State only the number of lines that include "icon".

#### Supplied material:

▬▬▬▬▬▬▬▬▬▬

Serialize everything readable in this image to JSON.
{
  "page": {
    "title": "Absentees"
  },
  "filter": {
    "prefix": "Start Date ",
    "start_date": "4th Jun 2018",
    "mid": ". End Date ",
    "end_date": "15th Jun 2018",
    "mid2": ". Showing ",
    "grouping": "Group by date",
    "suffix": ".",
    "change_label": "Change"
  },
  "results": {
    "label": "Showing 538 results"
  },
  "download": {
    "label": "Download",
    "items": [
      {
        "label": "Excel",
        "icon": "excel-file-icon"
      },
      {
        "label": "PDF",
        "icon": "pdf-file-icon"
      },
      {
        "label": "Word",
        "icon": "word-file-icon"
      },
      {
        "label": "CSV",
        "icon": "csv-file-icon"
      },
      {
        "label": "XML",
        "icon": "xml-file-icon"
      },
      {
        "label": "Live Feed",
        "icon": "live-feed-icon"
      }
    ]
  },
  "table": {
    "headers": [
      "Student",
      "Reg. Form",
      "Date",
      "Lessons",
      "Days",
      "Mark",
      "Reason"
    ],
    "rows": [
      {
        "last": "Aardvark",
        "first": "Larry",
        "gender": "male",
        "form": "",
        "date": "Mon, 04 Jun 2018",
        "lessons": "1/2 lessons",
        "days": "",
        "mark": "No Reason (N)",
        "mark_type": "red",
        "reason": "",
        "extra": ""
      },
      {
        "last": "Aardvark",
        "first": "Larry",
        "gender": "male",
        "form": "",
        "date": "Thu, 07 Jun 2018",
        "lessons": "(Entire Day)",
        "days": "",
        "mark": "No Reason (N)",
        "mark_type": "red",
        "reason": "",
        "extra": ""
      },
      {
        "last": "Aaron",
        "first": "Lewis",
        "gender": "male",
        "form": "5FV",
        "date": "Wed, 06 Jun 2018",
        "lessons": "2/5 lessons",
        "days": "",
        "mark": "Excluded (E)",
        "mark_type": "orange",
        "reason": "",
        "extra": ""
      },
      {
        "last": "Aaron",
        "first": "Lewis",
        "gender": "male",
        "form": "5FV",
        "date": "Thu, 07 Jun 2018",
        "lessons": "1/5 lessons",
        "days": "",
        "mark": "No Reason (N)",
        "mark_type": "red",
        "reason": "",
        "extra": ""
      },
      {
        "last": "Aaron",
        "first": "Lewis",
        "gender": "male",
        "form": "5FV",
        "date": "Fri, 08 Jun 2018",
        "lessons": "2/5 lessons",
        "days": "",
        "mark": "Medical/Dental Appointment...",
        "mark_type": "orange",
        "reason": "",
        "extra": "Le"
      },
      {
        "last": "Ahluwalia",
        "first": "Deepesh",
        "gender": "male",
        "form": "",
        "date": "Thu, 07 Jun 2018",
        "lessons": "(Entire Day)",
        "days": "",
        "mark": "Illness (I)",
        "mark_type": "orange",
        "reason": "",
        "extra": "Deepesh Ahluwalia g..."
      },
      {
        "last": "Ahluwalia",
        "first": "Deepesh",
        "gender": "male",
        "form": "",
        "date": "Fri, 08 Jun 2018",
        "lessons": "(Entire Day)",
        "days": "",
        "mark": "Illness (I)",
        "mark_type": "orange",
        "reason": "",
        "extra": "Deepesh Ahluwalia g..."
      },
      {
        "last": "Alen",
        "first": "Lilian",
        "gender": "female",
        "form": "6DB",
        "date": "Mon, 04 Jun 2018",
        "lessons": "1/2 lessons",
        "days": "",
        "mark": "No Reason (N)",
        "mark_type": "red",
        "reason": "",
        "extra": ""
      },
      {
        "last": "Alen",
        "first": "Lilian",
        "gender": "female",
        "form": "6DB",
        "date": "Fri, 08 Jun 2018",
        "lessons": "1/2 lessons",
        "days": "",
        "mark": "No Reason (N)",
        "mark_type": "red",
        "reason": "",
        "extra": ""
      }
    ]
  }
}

▬▬▬▬▬▬▬▬▬▬

#### Problem solution:
6